-- START --
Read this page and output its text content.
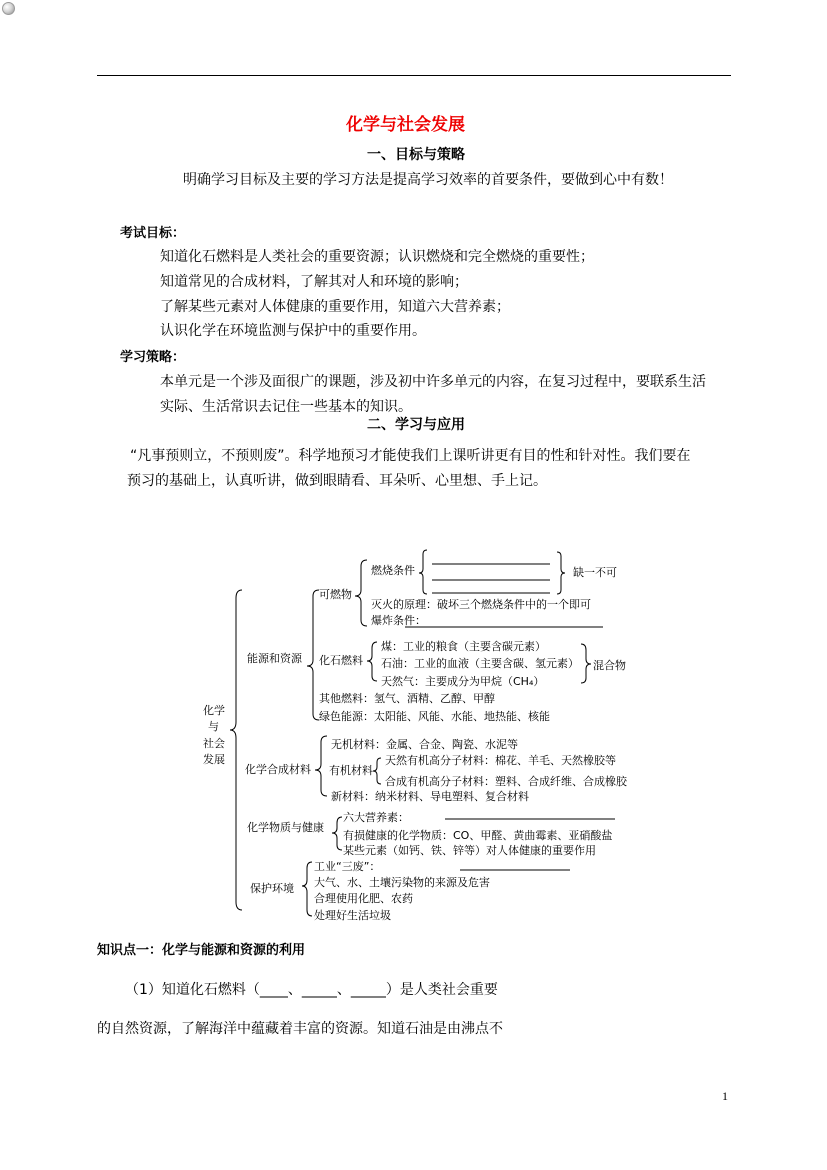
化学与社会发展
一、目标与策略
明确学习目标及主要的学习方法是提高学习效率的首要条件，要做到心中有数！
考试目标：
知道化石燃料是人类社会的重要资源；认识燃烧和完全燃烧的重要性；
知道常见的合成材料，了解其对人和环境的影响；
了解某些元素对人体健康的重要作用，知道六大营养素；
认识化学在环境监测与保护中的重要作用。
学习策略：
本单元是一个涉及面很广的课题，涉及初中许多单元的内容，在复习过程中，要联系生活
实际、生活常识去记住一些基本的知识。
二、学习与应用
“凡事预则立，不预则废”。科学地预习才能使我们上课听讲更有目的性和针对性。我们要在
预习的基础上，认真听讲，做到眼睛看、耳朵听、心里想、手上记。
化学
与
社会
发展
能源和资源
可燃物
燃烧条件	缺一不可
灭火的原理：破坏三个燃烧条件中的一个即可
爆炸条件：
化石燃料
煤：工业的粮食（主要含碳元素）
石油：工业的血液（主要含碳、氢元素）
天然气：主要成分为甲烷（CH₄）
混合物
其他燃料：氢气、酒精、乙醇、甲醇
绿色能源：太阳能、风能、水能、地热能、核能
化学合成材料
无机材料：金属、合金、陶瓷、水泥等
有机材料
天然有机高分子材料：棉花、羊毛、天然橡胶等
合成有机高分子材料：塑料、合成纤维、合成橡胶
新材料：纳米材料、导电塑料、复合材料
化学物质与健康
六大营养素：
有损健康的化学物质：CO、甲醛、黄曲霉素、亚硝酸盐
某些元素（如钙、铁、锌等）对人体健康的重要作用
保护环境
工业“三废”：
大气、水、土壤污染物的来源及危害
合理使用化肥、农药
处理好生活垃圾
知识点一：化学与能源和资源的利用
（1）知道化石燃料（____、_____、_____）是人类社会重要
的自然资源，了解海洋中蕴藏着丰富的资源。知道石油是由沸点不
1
-- END --
-- START --
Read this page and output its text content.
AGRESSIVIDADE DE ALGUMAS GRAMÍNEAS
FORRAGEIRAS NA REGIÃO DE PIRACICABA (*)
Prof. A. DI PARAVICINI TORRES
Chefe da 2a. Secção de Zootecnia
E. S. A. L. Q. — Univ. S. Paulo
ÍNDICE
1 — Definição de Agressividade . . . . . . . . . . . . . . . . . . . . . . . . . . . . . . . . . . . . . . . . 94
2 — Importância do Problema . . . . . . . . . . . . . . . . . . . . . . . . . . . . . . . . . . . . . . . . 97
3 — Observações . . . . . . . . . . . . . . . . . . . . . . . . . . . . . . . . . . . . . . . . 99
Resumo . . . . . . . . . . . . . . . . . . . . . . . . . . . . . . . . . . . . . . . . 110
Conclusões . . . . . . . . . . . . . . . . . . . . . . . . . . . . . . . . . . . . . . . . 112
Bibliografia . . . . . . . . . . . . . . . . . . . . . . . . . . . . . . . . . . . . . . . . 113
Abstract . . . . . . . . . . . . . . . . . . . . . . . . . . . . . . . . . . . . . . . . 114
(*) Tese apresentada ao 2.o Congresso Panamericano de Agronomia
-- END --
-- START --
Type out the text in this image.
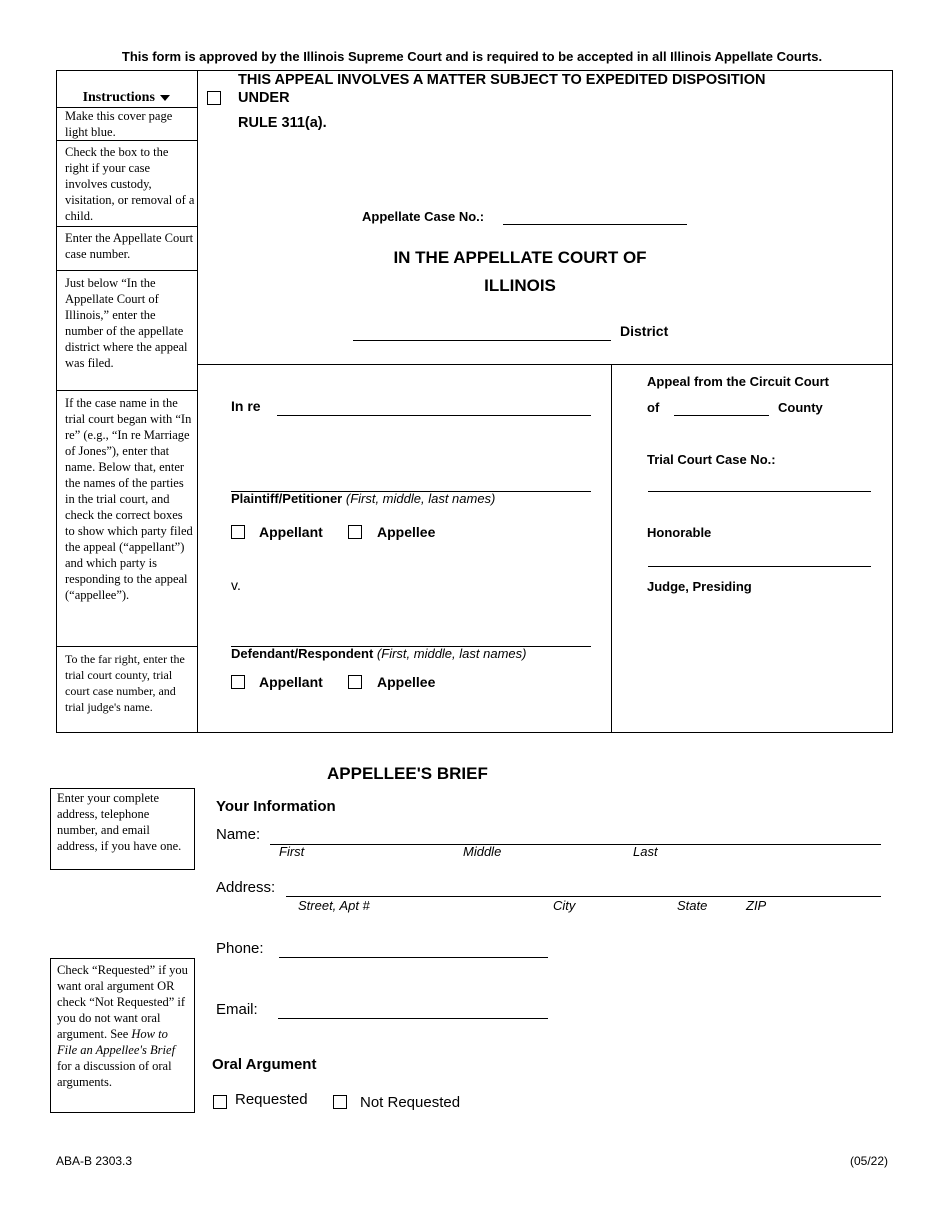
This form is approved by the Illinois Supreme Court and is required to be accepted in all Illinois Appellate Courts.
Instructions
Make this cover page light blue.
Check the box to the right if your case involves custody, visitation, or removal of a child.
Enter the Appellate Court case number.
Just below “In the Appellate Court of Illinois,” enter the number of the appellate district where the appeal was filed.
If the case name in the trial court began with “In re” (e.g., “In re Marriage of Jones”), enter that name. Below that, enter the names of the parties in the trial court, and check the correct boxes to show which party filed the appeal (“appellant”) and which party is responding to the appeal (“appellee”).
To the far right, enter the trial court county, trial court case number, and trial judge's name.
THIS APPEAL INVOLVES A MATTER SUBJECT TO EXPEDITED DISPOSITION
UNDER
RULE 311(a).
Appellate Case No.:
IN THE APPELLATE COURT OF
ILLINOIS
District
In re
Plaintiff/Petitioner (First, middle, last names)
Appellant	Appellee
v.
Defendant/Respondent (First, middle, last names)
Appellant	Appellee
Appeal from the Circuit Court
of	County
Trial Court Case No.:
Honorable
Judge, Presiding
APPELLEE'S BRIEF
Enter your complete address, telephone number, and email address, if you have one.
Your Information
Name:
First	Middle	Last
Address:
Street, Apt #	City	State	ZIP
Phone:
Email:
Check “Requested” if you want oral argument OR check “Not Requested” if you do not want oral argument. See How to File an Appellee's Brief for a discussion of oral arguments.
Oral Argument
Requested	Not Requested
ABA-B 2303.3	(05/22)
-- END --
Note every line above where the string "names" shows up, and copy those lines.

Exercise response:
If the case name in the trial court began with “In re” (e.g., “In re Marriage of Jones”), enter that name. Below that, enter the names of the parties in the trial court, and check the correct boxes to show which party filed the appeal (“appellant”) and which party is responding to the appeal (“appellee”).
Plaintiff/Petitioner (First, middle, last names)
Defendant/Respondent (First, middle, last names)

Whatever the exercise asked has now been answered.